» **Detalhes da tarefa**:
Explique, em uma a três frases, por que o trecho da página abaixo considera a entrega a coisa mais importante que se pode fazer para provocar uma mudança positiva, usando apenas as razões que o próprio trecho apresenta.

» **Trecho da página**:
--
Através da não-resistência, a qualidade da nossa consciência, e, portanto, a
qualidade do que estivermos fazendo ou criando, aumenta sem medidas. Os
resultados vão falar por si mesmos e refletir essa qualidade. Podemos chamar
isso de “ação de entrega”. Não é um trabalho tal como nós conhecemos por
milhares de anos. À medida que mais seres humanos despertarem, a palavra trabalho
vai desaparecer do nosso vocabulário e talvez seja criada uma nova palavra
para substituí-la.
A qualidade da
sua consciência neste momento é que vai determinar o tipo de futuro que você
vai viver. Portanto, entregar-se é a coisa mais importante que você pode fazer
para provocar uma mudança positiva. Qualquer outra coisa que você fizer será
secundária. Nenhuma ação positiva pode surgir de um estado de consciência onde
não existe entrega.
--
» **Dados fornecidos**:

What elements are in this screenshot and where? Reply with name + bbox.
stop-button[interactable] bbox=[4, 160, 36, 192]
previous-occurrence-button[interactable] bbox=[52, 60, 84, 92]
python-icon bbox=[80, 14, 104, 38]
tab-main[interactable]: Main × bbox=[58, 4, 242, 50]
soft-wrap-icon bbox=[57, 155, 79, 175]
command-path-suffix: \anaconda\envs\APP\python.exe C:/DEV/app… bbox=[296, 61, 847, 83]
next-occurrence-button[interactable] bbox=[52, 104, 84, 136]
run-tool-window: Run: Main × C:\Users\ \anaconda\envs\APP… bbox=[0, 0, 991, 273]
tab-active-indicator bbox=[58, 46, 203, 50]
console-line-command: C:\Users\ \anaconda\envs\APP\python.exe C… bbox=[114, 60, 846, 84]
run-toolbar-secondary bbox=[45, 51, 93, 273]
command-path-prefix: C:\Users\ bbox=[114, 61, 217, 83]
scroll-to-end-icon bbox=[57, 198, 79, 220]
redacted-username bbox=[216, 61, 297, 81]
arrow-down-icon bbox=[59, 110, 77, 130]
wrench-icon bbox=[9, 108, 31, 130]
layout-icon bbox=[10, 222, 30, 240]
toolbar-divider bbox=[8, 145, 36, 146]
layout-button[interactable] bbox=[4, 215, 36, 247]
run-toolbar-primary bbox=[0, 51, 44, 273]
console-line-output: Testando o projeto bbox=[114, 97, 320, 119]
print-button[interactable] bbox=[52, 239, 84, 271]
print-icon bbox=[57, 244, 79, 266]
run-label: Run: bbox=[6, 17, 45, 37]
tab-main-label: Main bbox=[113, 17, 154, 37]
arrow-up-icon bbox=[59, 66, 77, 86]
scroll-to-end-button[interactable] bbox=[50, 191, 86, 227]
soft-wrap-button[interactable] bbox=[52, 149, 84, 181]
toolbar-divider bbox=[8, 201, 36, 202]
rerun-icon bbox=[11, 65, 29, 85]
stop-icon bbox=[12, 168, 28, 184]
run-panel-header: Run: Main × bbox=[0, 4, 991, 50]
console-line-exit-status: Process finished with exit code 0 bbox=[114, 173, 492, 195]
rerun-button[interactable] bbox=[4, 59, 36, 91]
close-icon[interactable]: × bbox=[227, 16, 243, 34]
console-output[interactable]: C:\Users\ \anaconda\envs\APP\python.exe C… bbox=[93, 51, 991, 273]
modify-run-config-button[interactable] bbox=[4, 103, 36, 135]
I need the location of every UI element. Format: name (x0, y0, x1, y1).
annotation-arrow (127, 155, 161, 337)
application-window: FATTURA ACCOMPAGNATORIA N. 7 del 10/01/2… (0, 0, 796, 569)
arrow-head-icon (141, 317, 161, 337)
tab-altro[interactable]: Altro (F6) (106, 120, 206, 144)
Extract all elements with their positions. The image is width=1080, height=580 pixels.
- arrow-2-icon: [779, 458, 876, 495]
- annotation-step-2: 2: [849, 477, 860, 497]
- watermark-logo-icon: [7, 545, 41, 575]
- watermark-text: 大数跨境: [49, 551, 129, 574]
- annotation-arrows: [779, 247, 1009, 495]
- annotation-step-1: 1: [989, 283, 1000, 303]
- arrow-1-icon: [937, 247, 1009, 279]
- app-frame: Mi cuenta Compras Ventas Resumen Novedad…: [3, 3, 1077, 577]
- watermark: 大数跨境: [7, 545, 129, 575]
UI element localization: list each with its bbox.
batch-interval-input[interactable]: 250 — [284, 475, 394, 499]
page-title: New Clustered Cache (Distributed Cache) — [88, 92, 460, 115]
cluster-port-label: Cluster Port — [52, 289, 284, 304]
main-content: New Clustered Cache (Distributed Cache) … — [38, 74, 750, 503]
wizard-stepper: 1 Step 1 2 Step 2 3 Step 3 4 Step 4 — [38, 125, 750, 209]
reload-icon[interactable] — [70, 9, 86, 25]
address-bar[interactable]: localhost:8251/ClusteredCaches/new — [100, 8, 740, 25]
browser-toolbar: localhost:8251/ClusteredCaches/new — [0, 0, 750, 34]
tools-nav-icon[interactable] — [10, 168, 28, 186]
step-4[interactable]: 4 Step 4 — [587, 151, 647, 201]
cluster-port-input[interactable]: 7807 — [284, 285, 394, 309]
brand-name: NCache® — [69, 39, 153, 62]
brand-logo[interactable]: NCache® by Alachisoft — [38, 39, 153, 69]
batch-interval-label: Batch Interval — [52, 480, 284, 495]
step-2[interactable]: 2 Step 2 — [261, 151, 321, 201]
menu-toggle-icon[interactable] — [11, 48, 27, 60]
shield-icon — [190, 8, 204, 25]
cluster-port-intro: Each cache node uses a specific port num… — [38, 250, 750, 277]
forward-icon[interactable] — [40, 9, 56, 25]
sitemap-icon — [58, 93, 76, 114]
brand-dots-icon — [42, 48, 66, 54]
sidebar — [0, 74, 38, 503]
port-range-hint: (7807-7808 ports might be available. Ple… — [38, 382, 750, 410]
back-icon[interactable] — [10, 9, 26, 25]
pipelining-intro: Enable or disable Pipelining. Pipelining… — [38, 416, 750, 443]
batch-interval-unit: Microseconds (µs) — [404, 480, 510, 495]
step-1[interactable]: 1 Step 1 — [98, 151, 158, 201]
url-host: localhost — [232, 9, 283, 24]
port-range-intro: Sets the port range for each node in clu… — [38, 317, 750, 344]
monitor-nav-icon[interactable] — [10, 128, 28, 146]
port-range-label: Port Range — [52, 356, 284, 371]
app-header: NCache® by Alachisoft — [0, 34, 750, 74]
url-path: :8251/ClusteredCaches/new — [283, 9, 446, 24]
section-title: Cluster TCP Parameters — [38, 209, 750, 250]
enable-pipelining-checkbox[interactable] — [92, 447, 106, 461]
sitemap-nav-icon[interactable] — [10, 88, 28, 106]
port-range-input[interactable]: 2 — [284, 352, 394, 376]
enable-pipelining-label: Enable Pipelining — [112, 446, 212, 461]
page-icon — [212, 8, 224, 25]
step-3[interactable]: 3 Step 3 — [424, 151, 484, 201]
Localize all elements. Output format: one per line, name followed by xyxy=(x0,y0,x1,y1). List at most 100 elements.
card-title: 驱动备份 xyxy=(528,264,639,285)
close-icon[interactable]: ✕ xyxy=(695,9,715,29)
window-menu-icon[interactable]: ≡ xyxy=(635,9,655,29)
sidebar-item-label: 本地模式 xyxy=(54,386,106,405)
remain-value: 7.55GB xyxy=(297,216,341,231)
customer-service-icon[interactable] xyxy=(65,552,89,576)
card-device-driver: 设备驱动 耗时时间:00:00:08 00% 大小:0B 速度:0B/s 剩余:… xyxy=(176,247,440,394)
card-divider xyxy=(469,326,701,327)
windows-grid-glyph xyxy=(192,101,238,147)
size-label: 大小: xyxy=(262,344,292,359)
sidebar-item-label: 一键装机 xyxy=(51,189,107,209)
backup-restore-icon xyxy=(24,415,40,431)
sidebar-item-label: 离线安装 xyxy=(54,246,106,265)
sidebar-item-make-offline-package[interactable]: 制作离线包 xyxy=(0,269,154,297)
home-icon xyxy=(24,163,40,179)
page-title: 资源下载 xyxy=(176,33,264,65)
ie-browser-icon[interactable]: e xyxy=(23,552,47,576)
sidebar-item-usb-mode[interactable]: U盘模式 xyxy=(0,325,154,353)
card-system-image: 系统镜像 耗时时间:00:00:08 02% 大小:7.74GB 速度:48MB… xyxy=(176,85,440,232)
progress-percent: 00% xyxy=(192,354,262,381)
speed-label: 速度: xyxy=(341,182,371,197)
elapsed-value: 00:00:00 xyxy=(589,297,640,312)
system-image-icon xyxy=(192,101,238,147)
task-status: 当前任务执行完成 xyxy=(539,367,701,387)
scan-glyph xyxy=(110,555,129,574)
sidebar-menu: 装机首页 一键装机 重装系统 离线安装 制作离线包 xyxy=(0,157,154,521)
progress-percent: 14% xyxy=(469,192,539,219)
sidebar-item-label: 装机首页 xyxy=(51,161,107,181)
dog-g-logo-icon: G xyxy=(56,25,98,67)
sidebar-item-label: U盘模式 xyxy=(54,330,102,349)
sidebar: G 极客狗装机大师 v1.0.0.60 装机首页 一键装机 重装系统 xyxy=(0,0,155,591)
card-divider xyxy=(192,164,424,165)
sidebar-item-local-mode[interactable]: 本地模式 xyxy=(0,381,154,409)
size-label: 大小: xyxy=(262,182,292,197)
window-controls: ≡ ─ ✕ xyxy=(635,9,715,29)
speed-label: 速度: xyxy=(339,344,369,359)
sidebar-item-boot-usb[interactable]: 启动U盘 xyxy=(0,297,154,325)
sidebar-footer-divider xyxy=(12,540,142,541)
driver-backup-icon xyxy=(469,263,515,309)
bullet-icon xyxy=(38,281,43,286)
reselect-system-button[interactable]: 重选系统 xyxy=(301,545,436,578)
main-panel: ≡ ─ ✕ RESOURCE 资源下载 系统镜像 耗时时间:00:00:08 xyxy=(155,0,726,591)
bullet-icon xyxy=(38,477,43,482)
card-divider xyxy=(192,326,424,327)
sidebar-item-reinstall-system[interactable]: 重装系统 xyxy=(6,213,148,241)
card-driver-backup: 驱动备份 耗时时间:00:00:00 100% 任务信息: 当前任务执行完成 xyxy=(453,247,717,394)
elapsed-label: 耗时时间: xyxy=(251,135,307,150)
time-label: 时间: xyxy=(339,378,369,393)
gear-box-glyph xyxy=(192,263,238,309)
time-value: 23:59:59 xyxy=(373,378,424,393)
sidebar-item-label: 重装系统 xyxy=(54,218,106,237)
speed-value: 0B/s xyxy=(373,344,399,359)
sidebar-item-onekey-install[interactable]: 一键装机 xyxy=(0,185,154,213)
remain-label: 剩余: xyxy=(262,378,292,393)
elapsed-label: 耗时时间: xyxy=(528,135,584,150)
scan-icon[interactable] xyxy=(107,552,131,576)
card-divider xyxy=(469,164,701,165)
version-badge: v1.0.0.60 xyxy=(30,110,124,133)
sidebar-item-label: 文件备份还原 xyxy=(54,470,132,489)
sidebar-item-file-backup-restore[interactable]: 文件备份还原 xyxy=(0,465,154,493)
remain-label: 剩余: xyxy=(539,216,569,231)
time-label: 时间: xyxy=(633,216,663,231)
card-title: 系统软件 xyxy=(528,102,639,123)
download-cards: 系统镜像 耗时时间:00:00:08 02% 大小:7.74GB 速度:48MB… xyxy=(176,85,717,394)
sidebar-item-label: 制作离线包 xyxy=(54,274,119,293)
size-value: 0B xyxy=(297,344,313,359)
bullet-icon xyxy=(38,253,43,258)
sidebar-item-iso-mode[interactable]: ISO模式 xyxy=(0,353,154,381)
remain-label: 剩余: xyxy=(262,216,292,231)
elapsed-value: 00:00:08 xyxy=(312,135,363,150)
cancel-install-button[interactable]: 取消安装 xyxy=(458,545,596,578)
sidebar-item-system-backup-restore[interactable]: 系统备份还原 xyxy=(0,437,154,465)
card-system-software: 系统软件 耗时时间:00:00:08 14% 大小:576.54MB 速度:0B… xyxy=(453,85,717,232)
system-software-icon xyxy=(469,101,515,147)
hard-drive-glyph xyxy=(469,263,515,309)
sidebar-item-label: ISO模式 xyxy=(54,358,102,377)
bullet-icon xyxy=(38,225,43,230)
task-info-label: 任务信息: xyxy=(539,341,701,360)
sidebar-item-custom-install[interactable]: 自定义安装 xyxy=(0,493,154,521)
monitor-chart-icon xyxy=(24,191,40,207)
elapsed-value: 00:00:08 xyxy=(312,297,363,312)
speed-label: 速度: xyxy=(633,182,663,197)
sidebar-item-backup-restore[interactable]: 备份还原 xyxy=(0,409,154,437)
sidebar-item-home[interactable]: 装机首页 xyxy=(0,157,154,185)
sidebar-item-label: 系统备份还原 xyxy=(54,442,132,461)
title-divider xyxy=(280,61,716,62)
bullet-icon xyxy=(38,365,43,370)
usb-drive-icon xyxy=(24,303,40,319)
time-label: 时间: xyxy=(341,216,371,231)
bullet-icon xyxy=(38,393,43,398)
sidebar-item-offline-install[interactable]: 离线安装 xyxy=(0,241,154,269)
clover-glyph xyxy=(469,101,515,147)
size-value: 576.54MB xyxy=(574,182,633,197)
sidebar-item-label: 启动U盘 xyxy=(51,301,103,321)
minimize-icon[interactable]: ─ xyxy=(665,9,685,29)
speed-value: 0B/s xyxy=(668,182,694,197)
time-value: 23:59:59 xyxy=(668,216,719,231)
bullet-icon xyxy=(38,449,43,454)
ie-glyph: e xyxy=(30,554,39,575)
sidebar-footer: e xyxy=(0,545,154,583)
--
» **Resultado da tarefa**:
Segundo o trecho, a qualidade da consciência no momento presente é o que determina o tipo de futuro que a pessoa vai viver, e entregar-se é a forma de elevar essa qualidade. Por isso, qualquer outra coisa que se faça será secundária, já que nenhuma ação positiva pode surgir de um estado de consciência onde não existe entrega.